* [Written problem] Write out the listing below in full and exactly, leaving out every picture.

* [Figure contents as structured data]
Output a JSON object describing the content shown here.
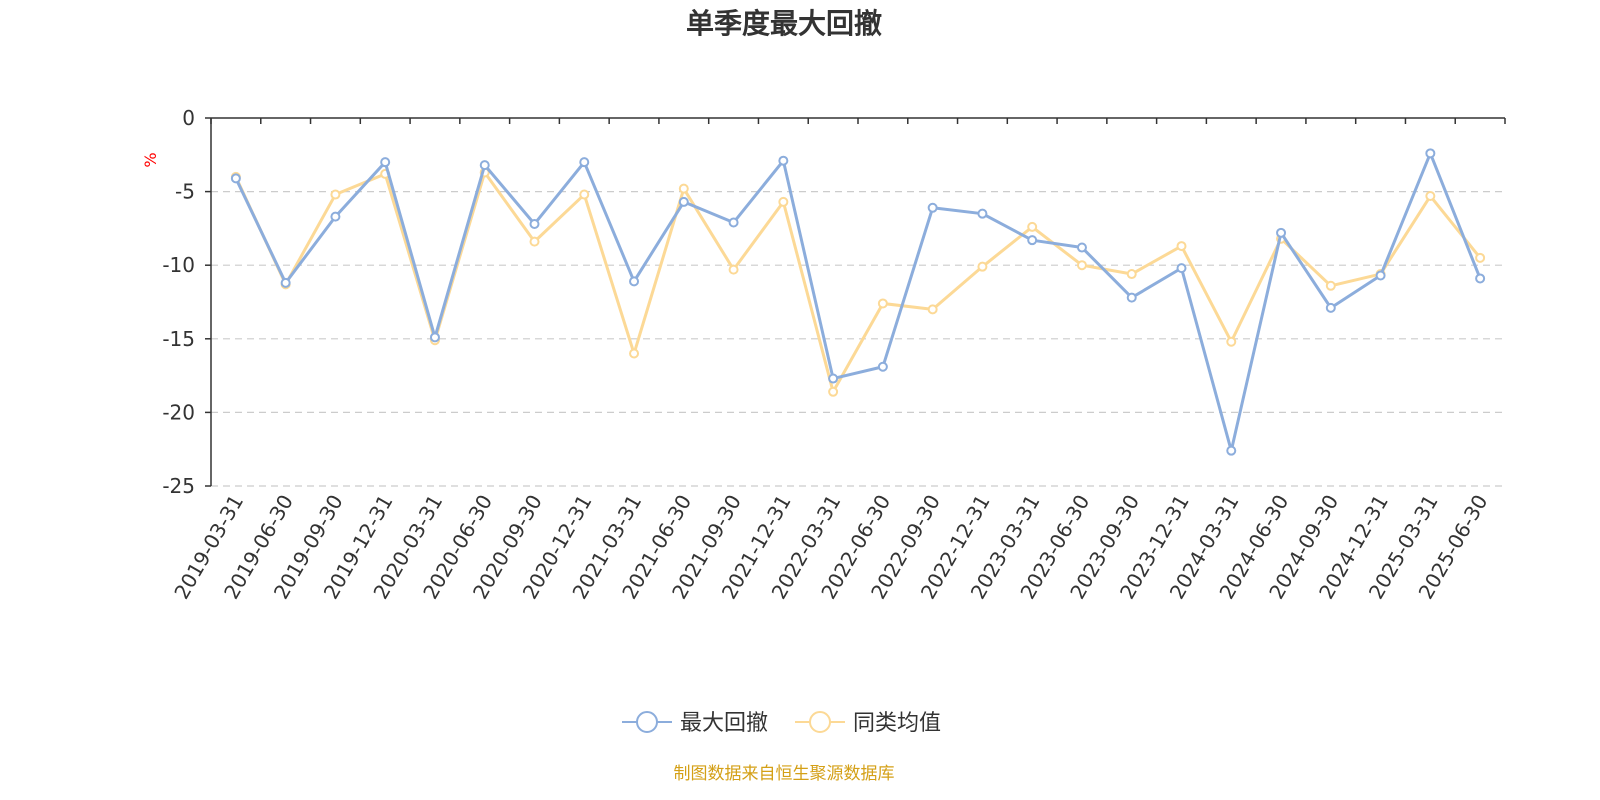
{
  "chart_data": {
    "type": "line",
    "title": "单季度最大回撤",
    "ylabel": "%",
    "ylim": [
      -25,
      0
    ],
    "yticks": [
      0,
      -5,
      -10,
      -15,
      -20,
      -25
    ],
    "grid": true,
    "legend_position": "bottom",
    "categories": [
      "2019-03-31",
      "2019-06-30",
      "2019-09-30",
      "2019-12-31",
      "2020-03-31",
      "2020-06-30",
      "2020-09-30",
      "2020-12-31",
      "2021-03-31",
      "2021-06-30",
      "2021-09-30",
      "2021-12-31",
      "2022-03-31",
      "2022-06-30",
      "2022-09-30",
      "2022-12-31",
      "2023-03-31",
      "2023-06-30",
      "2023-09-30",
      "2023-12-31",
      "2024-03-31",
      "2024-06-30",
      "2024-09-30",
      "2024-12-31",
      "2025-03-31",
      "2025-06-30"
    ],
    "series": [
      {
        "name": "最大回撤",
        "color": "#8caddc",
        "values": [
          -4.1,
          -11.2,
          -6.7,
          -3.0,
          -14.9,
          -3.2,
          -7.2,
          -3.0,
          -11.1,
          -5.7,
          -7.1,
          -2.9,
          -17.7,
          -16.9,
          -6.1,
          -6.5,
          -8.3,
          -8.8,
          -12.2,
          -10.2,
          -22.6,
          -7.8,
          -12.9,
          -10.7,
          -2.4,
          -10.9
        ]
      },
      {
        "name": "同类均值",
        "color": "#fcd996",
        "values": [
          -4.0,
          -11.3,
          -5.2,
          -3.8,
          -15.1,
          -3.7,
          -8.4,
          -5.2,
          -16.0,
          -4.8,
          -10.3,
          -5.7,
          -18.6,
          -12.6,
          -13.0,
          -10.1,
          -7.4,
          -10.0,
          -10.6,
          -8.7,
          -15.2,
          -8.2,
          -11.4,
          -10.6,
          -5.3,
          -9.5
        ]
      }
    ]
  },
  "source_text": "制图数据来自恒生聚源数据库",
  "colors": {
    "axis": "#333333",
    "grid": "#cccccc",
    "unit_label": "#ff0000",
    "source_text": "#d4a017"
  }
}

* [Problem solution]
Output a JSON object describing the content shown here.
{
  "chart_data": {
    "type": "line",
    "title": "单季度最大回撤",
    "ylabel": "%",
    "ylim": [
      -25,
      0
    ],
    "yticks": [
      0,
      -5,
      -10,
      -15,
      -20,
      -25
    ],
    "grid": true,
    "legend_position": "bottom",
    "categories": [
      "2019-03-31",
      "2019-06-30",
      "2019-09-30",
      "2019-12-31",
      "2020-03-31",
      "2020-06-30",
      "2020-09-30",
      "2020-12-31",
      "2021-03-31",
      "2021-06-30",
      "2021-09-30",
      "2021-12-31",
      "2022-03-31",
      "2022-06-30",
      "2022-09-30",
      "2022-12-31",
      "2023-03-31",
      "2023-06-30",
      "2023-09-30",
      "2023-12-31",
      "2024-03-31",
      "2024-06-30",
      "2024-09-30",
      "2024-12-31",
      "2025-03-31",
      "2025-06-30"
    ],
    "series": [
      {
        "name": "最大回撤",
        "color": "#8caddc",
        "values": [
          -4.1,
          -11.2,
          -6.7,
          -3.0,
          -14.9,
          -3.2,
          -7.2,
          -3.0,
          -11.1,
          -5.7,
          -7.1,
          -2.9,
          -17.7,
          -16.9,
          -6.1,
          -6.5,
          -8.3,
          -8.8,
          -12.2,
          -10.2,
          -22.6,
          -7.8,
          -12.9,
          -10.7,
          -2.4,
          -10.9
        ]
      },
      {
        "name": "同类均值",
        "color": "#fcd996",
        "values": [
          -4.0,
          -11.3,
          -5.2,
          -3.8,
          -15.1,
          -3.7,
          -8.4,
          -5.2,
          -16.0,
          -4.8,
          -10.3,
          -5.7,
          -18.6,
          -12.6,
          -13.0,
          -10.1,
          -7.4,
          -10.0,
          -10.6,
          -8.7,
          -15.2,
          -8.2,
          -11.4,
          -10.6,
          -5.3,
          -9.5
        ]
      }
    ]
  },
  "source_text": "制图数据来自恒生聚源数据库",
  "colors": {
    "axis": "#333333",
    "grid": "#cccccc",
    "unit_label": "#ff0000",
    "source_text": "#d4a017"
  }
}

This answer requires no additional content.